Goal:
Read the records and gather each line that includes "bottom".

Supplied data:
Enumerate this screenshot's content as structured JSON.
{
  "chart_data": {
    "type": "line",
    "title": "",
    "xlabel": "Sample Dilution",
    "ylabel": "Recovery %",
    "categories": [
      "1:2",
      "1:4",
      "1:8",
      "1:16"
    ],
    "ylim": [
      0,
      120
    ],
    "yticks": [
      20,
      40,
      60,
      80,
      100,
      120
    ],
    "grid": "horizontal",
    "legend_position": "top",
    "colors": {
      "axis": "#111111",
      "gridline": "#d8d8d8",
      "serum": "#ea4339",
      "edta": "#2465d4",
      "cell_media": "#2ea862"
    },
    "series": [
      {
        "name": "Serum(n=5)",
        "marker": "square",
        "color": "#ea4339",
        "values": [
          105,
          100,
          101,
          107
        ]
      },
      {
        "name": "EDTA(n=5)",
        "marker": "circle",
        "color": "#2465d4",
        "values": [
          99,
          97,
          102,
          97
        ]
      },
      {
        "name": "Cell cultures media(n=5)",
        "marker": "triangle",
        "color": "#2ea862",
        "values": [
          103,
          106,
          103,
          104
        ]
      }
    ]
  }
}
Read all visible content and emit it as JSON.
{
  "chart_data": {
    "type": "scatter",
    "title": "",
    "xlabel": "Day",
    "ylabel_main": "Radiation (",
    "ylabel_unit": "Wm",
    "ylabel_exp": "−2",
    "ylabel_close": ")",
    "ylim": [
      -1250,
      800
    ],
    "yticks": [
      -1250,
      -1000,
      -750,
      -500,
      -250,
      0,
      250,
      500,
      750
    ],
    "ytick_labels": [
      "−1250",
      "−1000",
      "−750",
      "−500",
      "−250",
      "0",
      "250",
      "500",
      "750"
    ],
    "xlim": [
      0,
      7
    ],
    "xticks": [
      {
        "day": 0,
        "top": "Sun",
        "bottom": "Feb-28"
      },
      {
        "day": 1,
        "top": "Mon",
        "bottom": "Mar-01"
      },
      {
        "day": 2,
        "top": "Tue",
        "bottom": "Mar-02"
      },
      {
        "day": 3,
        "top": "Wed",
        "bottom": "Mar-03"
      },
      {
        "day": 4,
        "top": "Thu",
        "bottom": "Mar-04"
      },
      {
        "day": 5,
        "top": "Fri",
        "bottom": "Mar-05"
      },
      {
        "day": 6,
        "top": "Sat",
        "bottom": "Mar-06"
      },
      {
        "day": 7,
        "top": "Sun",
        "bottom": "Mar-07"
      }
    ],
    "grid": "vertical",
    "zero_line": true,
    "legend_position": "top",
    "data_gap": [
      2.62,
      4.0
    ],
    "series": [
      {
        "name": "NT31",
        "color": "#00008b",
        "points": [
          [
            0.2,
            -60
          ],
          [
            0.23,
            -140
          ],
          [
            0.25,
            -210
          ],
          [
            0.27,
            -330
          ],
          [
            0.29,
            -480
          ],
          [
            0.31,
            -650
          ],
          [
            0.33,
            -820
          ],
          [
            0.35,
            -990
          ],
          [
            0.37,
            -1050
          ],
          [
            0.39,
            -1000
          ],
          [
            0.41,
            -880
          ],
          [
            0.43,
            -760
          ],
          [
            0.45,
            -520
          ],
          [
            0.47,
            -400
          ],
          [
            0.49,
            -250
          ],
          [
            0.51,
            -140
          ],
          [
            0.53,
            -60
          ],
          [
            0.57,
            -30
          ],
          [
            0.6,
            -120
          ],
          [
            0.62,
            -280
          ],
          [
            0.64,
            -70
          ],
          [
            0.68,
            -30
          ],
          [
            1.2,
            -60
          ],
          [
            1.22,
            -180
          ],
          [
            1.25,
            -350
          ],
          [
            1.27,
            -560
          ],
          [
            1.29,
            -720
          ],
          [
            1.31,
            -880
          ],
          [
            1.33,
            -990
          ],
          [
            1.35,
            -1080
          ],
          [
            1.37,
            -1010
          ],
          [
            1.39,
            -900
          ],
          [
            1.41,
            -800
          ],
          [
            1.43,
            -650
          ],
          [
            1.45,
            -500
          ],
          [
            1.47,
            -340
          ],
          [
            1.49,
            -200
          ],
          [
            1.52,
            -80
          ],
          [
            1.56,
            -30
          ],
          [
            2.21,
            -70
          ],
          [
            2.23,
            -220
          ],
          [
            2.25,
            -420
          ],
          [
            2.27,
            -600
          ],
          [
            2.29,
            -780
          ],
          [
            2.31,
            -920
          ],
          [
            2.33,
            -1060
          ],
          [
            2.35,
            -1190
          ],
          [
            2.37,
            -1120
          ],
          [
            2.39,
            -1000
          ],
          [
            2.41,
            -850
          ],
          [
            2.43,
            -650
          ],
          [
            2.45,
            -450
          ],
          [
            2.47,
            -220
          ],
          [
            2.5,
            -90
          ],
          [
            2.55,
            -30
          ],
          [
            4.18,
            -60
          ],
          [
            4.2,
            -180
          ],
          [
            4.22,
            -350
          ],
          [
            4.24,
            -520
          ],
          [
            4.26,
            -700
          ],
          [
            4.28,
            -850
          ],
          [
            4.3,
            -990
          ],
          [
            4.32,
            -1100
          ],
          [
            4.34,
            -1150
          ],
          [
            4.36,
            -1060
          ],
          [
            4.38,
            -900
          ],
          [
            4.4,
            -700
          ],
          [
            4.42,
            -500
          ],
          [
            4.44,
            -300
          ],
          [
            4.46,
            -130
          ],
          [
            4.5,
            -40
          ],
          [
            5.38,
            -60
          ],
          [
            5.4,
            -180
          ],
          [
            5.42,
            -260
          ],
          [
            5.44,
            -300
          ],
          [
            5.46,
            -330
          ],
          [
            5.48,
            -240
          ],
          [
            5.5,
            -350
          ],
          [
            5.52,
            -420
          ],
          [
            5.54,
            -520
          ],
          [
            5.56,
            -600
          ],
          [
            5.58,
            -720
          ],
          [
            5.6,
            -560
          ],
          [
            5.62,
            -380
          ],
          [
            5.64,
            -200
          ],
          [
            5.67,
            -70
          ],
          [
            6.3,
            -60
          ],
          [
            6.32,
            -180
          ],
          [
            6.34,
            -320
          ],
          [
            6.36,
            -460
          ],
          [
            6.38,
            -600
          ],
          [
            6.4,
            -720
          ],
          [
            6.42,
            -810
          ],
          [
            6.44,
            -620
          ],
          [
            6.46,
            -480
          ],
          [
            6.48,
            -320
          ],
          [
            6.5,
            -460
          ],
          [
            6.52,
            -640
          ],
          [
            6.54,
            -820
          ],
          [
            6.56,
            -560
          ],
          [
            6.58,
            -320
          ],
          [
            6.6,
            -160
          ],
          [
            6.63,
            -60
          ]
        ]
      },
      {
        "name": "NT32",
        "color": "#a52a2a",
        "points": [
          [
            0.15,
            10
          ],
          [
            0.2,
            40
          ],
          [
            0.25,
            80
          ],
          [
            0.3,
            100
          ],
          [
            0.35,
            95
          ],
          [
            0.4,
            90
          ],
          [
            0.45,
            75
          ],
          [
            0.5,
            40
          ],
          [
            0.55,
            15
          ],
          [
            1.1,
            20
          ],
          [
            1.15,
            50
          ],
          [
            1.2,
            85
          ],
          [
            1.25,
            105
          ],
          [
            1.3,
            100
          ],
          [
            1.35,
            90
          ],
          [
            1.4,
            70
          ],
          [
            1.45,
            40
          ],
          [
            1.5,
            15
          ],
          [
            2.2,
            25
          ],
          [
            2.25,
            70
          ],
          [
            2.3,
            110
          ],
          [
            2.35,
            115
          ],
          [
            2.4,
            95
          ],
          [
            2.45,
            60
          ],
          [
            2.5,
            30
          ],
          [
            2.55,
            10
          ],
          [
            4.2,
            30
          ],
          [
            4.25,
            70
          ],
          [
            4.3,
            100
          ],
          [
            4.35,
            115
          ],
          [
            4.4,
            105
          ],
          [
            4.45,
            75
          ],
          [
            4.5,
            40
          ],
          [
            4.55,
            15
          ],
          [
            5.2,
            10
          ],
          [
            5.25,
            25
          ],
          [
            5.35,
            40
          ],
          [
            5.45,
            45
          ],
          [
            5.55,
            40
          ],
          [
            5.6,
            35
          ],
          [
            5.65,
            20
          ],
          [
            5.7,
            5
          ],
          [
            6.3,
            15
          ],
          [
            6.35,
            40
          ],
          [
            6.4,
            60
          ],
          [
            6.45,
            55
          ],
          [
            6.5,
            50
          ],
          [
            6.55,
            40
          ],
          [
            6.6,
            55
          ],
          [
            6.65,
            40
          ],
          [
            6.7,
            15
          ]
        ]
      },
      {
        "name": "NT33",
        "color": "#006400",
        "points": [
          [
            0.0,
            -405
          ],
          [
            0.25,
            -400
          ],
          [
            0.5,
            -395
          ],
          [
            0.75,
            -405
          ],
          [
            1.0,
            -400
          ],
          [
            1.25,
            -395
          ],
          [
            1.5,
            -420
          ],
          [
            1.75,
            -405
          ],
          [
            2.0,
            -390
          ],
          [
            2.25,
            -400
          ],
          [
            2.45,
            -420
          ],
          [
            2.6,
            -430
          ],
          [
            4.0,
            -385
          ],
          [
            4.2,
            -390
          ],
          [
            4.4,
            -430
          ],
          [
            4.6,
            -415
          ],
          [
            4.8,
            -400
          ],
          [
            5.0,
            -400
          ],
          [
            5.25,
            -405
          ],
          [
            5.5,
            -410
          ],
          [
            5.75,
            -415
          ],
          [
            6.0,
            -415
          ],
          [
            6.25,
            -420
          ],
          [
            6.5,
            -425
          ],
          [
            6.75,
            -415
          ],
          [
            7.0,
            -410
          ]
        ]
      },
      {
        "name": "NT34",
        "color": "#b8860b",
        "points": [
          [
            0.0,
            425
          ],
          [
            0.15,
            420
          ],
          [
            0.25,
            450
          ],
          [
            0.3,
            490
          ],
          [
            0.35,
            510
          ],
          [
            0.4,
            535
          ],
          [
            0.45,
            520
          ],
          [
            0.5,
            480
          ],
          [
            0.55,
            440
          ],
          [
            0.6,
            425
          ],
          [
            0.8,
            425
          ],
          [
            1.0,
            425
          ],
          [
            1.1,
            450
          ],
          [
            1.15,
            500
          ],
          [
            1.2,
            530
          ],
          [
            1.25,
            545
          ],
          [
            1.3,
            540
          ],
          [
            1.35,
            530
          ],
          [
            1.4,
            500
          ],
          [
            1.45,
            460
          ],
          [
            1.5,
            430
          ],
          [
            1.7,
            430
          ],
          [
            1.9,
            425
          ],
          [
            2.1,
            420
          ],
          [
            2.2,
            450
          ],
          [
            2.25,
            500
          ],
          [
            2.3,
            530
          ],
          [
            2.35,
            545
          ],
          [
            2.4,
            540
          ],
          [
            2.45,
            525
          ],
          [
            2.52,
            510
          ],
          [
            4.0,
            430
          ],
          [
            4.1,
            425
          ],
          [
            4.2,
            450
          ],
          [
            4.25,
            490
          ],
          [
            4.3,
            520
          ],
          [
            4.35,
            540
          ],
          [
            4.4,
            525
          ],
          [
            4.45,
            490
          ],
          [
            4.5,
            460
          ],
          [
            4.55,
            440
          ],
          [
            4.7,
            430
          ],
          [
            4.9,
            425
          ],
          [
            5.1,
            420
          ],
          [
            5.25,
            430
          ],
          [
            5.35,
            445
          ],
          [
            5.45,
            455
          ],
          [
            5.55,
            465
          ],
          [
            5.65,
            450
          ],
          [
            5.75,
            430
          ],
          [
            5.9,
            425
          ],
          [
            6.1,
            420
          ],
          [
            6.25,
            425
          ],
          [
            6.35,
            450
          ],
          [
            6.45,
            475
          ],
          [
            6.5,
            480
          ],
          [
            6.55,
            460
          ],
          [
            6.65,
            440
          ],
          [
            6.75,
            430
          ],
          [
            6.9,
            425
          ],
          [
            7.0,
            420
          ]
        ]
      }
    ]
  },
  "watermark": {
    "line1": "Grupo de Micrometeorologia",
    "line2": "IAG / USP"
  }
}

Result:
        "bottom": "Feb-28"
        "bottom": "Mar-01"
        "bottom": "Mar-02"
        "bottom": "Mar-03"
        "bottom": "Mar-04"
        "bottom": "Mar-05"
        "bottom": "Mar-06"
        "bottom": "Mar-07"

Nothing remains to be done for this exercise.